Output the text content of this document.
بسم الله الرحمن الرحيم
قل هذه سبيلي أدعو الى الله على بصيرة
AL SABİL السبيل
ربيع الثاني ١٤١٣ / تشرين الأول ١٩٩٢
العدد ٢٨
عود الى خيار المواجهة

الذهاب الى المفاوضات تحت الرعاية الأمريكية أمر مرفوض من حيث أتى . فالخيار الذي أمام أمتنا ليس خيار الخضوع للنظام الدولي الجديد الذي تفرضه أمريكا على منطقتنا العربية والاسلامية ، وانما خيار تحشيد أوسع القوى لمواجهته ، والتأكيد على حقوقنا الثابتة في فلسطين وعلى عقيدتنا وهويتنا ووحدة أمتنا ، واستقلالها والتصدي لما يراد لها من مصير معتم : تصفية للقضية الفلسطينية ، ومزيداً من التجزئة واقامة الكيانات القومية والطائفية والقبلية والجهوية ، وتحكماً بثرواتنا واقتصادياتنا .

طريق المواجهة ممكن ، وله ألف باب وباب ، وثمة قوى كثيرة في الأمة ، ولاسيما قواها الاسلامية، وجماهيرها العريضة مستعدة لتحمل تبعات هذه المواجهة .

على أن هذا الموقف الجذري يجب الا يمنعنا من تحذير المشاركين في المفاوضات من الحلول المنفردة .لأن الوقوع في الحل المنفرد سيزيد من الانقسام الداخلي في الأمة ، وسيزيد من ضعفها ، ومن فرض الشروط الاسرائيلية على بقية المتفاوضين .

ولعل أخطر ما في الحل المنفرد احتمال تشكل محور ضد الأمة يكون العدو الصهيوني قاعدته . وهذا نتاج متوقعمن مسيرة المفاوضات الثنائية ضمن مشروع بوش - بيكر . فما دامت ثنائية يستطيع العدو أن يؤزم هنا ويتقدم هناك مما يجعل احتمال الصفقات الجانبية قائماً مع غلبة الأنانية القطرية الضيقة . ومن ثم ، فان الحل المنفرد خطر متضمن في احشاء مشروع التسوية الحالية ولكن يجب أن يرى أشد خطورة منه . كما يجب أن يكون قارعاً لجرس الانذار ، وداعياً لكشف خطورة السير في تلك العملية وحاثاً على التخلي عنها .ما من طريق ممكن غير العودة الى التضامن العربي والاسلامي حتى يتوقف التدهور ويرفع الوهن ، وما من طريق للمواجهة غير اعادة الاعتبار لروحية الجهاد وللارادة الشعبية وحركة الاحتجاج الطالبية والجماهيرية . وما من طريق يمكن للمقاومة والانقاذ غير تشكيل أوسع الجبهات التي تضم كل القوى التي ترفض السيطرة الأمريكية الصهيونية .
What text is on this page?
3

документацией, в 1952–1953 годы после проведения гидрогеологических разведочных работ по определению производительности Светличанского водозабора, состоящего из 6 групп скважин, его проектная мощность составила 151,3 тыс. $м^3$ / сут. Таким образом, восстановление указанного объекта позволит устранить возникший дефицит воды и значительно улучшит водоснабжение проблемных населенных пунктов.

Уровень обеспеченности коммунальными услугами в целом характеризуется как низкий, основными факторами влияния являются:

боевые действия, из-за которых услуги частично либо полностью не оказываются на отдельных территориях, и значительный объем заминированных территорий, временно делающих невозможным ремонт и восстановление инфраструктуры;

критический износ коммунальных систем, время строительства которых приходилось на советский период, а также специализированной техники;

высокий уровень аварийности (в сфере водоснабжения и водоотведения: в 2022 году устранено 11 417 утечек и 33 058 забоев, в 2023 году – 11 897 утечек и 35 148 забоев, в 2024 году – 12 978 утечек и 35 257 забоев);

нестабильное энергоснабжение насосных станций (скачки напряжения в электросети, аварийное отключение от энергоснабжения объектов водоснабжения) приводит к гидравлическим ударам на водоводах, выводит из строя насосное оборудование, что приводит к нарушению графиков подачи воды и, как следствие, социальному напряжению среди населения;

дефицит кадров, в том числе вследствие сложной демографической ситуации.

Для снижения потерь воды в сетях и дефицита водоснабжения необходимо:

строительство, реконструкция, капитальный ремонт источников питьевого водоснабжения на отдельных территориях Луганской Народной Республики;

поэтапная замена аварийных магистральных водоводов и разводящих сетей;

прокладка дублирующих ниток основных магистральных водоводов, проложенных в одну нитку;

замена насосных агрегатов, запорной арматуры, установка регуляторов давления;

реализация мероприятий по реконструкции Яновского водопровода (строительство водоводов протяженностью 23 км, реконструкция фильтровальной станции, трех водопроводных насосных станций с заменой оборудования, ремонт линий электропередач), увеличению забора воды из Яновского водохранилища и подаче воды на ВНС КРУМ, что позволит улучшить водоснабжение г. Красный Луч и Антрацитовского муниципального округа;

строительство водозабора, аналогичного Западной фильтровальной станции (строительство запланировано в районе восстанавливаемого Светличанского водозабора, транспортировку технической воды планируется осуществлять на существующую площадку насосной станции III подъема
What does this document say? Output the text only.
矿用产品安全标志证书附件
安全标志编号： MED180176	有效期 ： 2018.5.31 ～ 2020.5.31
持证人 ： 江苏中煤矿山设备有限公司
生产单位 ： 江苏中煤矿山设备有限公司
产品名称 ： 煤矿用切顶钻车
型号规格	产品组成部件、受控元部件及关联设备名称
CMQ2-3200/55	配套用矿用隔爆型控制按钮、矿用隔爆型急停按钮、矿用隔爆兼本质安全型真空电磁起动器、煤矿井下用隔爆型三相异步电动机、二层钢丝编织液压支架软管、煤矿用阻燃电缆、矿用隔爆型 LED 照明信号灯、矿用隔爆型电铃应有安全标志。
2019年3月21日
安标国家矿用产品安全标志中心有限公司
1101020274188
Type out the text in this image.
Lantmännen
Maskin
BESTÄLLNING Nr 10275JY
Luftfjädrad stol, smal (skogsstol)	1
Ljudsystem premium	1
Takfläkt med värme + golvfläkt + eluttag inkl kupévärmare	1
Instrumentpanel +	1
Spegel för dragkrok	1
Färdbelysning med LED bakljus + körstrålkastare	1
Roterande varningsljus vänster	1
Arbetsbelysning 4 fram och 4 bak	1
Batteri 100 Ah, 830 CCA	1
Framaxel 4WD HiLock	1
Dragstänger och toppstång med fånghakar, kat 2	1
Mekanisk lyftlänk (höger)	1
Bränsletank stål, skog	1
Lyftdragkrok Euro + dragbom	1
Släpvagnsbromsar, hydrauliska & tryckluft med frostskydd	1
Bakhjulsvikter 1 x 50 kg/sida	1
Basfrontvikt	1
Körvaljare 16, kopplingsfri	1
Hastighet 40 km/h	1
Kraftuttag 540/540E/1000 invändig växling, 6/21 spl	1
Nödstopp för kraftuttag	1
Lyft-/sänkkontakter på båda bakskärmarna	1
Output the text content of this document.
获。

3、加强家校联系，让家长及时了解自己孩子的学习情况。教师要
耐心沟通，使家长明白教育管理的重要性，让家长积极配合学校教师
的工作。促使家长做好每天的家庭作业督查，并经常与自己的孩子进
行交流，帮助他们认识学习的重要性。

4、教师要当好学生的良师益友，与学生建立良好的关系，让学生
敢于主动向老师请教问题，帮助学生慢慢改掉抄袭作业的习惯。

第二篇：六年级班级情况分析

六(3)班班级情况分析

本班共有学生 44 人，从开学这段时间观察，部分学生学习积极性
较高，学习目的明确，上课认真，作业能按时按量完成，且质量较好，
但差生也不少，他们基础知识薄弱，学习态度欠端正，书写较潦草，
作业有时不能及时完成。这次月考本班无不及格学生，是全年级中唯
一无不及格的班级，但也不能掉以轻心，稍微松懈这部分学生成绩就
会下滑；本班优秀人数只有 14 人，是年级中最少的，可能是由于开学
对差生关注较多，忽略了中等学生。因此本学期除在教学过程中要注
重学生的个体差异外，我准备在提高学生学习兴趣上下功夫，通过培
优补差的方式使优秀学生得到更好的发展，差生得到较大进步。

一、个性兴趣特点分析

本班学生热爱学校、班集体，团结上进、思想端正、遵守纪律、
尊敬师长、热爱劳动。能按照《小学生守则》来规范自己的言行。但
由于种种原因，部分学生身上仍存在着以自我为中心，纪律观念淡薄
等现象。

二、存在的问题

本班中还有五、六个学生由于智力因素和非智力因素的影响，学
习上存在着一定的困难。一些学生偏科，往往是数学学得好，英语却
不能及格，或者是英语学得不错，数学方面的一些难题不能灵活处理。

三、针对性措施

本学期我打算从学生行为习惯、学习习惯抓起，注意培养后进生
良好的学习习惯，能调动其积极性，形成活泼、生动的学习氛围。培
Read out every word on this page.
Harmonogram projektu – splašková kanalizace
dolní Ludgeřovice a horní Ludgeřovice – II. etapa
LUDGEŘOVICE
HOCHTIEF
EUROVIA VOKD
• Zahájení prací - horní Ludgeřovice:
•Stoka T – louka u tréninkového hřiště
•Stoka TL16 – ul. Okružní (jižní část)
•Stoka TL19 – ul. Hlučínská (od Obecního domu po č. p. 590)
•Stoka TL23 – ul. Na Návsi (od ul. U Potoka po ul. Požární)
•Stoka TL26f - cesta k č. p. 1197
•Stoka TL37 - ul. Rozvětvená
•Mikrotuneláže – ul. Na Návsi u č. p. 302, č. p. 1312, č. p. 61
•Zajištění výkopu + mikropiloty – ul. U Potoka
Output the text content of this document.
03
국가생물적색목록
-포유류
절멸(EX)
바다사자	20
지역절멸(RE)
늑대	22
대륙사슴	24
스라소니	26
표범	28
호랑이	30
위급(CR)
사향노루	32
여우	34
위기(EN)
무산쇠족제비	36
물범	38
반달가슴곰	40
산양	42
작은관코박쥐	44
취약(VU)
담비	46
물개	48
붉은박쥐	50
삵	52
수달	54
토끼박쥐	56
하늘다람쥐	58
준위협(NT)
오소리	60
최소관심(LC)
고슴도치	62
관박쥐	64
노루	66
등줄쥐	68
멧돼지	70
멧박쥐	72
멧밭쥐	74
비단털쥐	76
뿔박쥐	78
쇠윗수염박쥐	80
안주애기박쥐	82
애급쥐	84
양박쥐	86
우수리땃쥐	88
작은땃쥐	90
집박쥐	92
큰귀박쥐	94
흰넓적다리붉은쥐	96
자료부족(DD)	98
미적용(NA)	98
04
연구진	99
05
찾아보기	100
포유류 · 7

TO DO ▸
Give back the lines of the listing from the one with "Read out every word on this page." through the end, both included, exactly as written and with nothing added.

OUTPUT ▸
Read out every word on this page.
Harmonogram projektu – splašková kanalizace
dolní Ludgeřovice a horní Ludgeřovice – II. etapa
LUDGEŘOVICE
HOCHTIEF
EUROVIA VOKD
• Zahájení prací - horní Ludgeřovice:
•Stoka T – louka u tréninkového hřiště
•Stoka TL16 – ul. Okružní (jižní část)
•Stoka TL19 – ul. Hlučínská (od Obecního domu po č. p. 590)
•Stoka TL23 – ul. Na Návsi (od ul. U Potoka po ul. Požární)
•Stoka TL26f - cesta k č. p. 1197
•Stoka TL37 - ul. Rozvětvená
•Mikrotuneláže – ul. Na Návsi u č. p. 302, č. p. 1312, č. p. 61
•Zajištění výkopu + mikropiloty – ul. U Potoka
Output the text content of this document.
03
국가생물적색목록
-포유류
절멸(EX)
바다사자	20
지역절멸(RE)
늑대	22
대륙사슴	24
스라소니	26
표범	28
호랑이	30
위급(CR)
사향노루	32
여우	34
위기(EN)
무산쇠족제비	36
물범	38
반달가슴곰	40
산양	42
작은관코박쥐	44
취약(VU)
담비	46
물개	48
붉은박쥐	50
삵	52
수달	54
토끼박쥐	56
하늘다람쥐	58
준위협(NT)
오소리	60
최소관심(LC)
고슴도치	62
관박쥐	64
노루	66
등줄쥐	68
멧돼지	70
멧박쥐	72
멧밭쥐	74
비단털쥐	76
뿔박쥐	78
쇠윗수염박쥐	80
안주애기박쥐	82
애급쥐	84
양박쥐	86
우수리땃쥐	88
작은땃쥐	90
집박쥐	92
큰귀박쥐	94
흰넓적다리붉은쥐	96
자료부족(DD)	98
미적용(NA)	98
04
연구진	99
05
찾아보기	100
포유류 · 7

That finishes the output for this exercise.